• What this task involves: Copy every record exactly, and keep the pictures out.

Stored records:
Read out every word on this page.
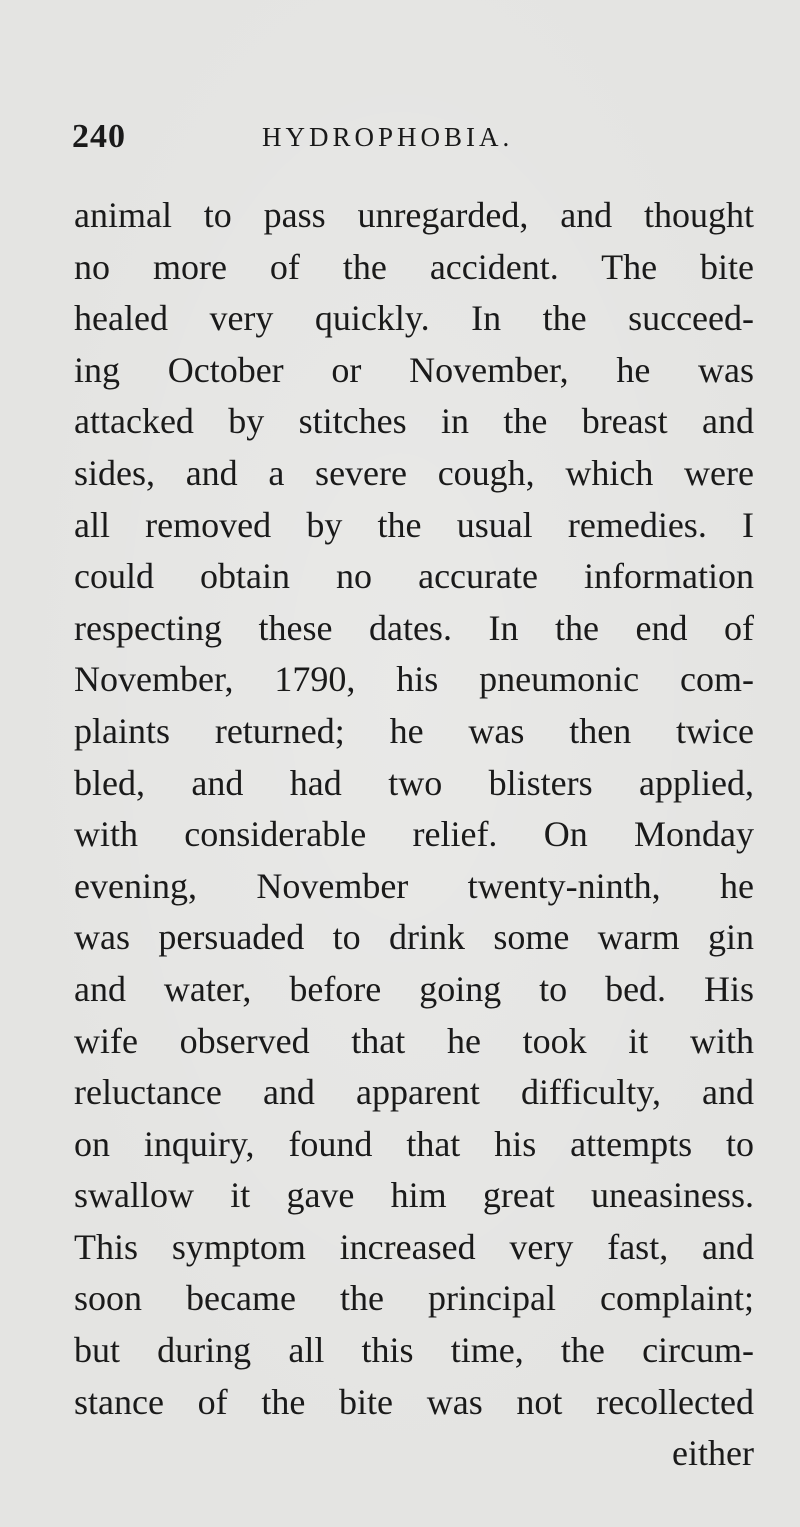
240	HYDROPHOBIA.
animal to pass unregarded, and thought
no more of the accident. The bite
healed very quickly. In the succeed-
ing October or November, he was
attacked by stitches in the breast and
sides, and a severe cough, which were
all removed by the usual remedies. I
could obtain no accurate information
respecting these dates. In the end of
November, 1790, his pneumonic com-
plaints returned; he was then twice
bled, and had two blisters applied,
with considerable relief. On Monday
evening, November twenty-ninth, he
was persuaded to drink some warm gin
and water, before going to bed. His
wife observed that he took it with
reluctance and apparent difficulty, and
on inquiry, found that his attempts to
swallow it gave him great uneasiness.
This symptom increased very fast, and
soon became the principal complaint;
but during all this time, the circum-
stance of the bite was not recollected
either
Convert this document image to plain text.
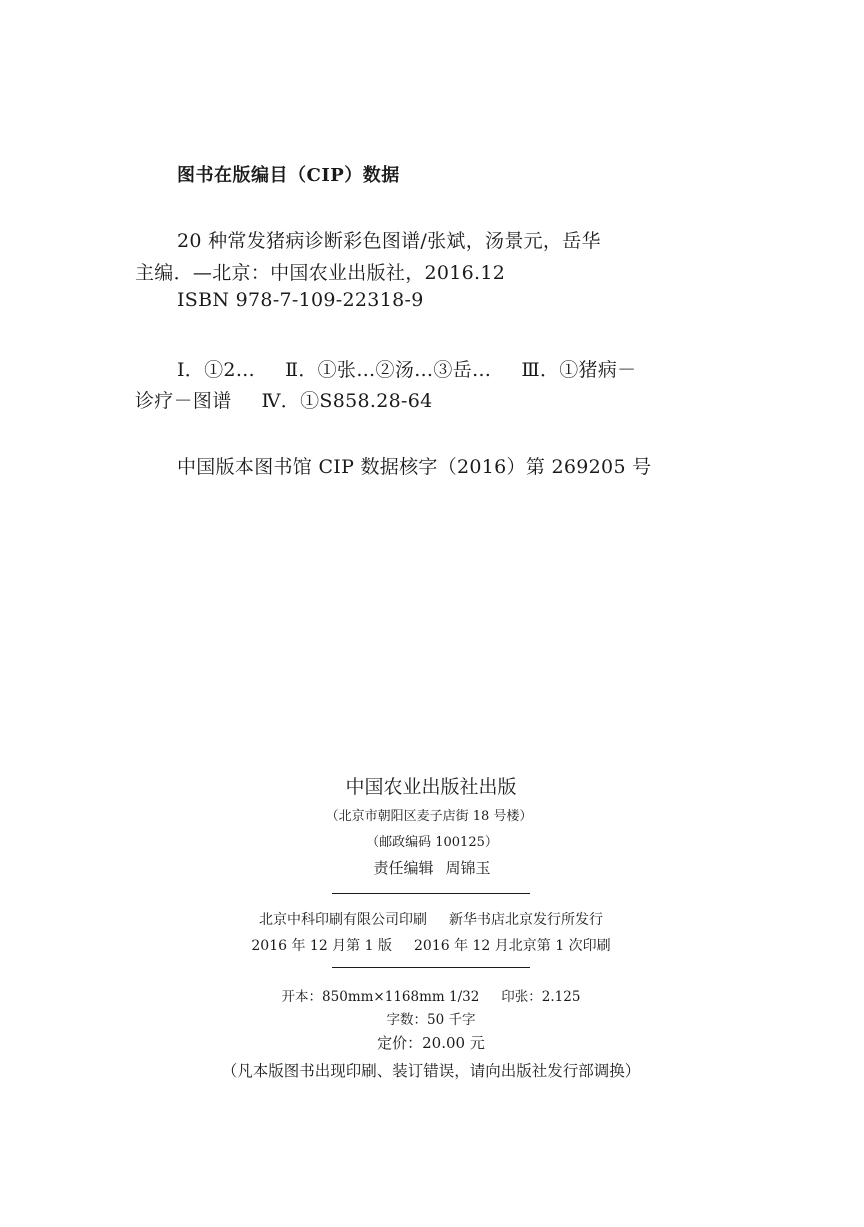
图书在版编目（CIP）数据
20 种常发猪病诊断彩色图谱/张斌，汤景元，岳华
主编．—北京：中国农业出版社，2016.12
ISBN 978-7-109-22318-9
Ⅰ．①2… Ⅱ．①张…②汤…③岳… Ⅲ．①猪病－
诊疗－图谱 Ⅳ．①S858.28-64
中国版本图书馆 CIP 数据核字（2016）第 269205 号
中国农业出版社出版
（北京市朝阳区麦子店街 18 号楼）
（邮政编码 100125）
责任编辑 周锦玉
北京中科印刷有限公司印刷 新华书店北京发行所发行
2016 年 12 月第 1 版 2016 年 12 月北京第 1 次印刷
开本：850mm×1168mm 1/32 印张：2.125
字数：50 千字
定价：20.00 元
（凡本版图书出现印刷、装订错误，请向出版社发行部调换）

• Exercise answer:
Read out every word on this page.
240	HYDROPHOBIA.
animal to pass unregarded, and thought
no more of the accident. The bite
healed very quickly. In the succeed-
ing October or November, he was
attacked by stitches in the breast and
sides, and a severe cough, which were
all removed by the usual remedies. I
could obtain no accurate information
respecting these dates. In the end of
November, 1790, his pneumonic com-
plaints returned; he was then twice
bled, and had two blisters applied,
with considerable relief. On Monday
evening, November twenty-ninth, he
was persuaded to drink some warm gin
and water, before going to bed. His
wife observed that he took it with
reluctance and apparent difficulty, and
on inquiry, found that his attempts to
swallow it gave him great uneasiness.
This symptom increased very fast, and
soon became the principal complaint;
but during all this time, the circum-
stance of the bite was not recollected
either
Convert this document image to plain text.
图书在版编目（CIP）数据
20 种常发猪病诊断彩色图谱/张斌，汤景元，岳华
主编．—北京：中国农业出版社，2016.12
ISBN 978-7-109-22318-9
Ⅰ．①2… Ⅱ．①张…②汤…③岳… Ⅲ．①猪病－
诊疗－图谱 Ⅳ．①S858.28-64
中国版本图书馆 CIP 数据核字（2016）第 269205 号
中国农业出版社出版
（北京市朝阳区麦子店街 18 号楼）
（邮政编码 100125）
责任编辑 周锦玉
北京中科印刷有限公司印刷 新华书店北京发行所发行
2016 年 12 月第 1 版 2016 年 12 月北京第 1 次印刷
开本：850mm×1168mm 1/32 印张：2.125
字数：50 千字
定价：20.00 元
（凡本版图书出现印刷、装订错误，请向出版社发行部调换）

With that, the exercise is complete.